╭──

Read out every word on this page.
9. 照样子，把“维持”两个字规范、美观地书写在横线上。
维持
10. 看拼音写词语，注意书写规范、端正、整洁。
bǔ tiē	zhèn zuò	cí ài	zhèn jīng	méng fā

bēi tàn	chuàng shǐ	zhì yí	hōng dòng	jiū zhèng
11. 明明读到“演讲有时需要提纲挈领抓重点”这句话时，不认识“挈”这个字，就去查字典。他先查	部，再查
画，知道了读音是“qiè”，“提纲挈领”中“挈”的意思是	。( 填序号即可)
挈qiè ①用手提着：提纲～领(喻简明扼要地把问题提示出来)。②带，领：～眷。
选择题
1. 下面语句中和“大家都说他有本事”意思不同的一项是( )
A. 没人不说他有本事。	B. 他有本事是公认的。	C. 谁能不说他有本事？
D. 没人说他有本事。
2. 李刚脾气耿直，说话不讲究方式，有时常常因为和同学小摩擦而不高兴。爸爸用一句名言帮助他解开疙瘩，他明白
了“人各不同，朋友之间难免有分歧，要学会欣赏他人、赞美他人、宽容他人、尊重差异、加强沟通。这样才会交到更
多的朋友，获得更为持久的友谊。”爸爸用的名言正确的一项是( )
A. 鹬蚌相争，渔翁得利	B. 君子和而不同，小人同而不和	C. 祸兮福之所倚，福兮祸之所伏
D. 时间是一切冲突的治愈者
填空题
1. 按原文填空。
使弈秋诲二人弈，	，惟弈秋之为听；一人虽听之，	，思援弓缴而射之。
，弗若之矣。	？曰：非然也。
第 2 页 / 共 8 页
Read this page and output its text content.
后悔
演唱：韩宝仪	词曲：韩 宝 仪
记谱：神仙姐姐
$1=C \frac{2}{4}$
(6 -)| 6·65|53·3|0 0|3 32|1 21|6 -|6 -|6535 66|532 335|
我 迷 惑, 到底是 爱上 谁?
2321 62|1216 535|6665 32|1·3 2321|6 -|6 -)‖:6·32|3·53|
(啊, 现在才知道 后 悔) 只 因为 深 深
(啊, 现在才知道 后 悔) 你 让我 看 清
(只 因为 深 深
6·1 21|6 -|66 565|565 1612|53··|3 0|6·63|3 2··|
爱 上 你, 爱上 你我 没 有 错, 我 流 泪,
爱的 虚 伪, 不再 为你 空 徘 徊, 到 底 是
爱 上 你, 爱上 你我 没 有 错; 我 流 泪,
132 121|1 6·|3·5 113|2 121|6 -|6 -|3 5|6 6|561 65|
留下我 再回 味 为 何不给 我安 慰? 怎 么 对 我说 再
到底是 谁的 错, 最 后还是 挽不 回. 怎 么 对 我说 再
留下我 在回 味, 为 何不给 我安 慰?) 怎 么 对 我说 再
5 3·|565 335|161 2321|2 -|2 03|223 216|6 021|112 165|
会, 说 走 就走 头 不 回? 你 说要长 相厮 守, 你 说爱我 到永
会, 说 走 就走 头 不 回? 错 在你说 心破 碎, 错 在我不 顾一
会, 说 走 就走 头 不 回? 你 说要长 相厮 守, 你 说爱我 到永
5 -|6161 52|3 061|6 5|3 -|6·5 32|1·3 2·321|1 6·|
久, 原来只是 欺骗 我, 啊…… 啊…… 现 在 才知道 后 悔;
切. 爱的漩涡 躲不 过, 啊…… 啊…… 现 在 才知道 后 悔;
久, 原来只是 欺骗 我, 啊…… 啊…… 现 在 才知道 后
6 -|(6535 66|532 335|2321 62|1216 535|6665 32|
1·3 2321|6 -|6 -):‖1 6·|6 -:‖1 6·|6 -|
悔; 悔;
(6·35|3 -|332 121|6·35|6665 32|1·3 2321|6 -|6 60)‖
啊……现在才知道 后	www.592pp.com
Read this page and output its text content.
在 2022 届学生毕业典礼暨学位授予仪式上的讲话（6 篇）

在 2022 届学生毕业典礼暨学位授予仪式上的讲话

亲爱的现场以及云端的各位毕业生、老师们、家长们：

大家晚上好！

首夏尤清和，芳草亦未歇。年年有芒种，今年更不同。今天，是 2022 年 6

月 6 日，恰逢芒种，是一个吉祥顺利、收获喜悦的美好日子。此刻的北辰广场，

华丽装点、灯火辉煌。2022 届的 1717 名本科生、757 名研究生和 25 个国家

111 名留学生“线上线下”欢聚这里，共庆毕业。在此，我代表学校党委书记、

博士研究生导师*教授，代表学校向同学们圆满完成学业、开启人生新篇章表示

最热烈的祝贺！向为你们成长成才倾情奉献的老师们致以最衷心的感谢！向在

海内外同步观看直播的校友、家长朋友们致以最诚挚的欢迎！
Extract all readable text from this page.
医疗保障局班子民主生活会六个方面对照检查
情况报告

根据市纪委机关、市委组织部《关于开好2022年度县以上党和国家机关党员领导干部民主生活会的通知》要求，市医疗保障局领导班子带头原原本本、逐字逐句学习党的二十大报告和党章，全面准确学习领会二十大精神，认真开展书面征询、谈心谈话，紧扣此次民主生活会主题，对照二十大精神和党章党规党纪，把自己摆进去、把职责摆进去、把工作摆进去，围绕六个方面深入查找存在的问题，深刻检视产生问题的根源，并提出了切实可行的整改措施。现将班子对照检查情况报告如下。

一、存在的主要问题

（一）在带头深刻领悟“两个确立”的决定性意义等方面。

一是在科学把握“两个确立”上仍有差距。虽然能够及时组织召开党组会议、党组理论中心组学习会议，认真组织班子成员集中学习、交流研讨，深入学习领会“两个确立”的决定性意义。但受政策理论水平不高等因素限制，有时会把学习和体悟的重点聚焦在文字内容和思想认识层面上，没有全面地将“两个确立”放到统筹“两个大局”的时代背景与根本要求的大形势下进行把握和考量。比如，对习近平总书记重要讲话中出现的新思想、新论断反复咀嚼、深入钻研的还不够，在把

╰──

» Your goal: Gather up, from the records above, each line where the word "page" appears.

» Finished answer:
Read out every word on this page.
Read this page and output its text content.
Read this page and output its text content.
Extract all readable text from this page.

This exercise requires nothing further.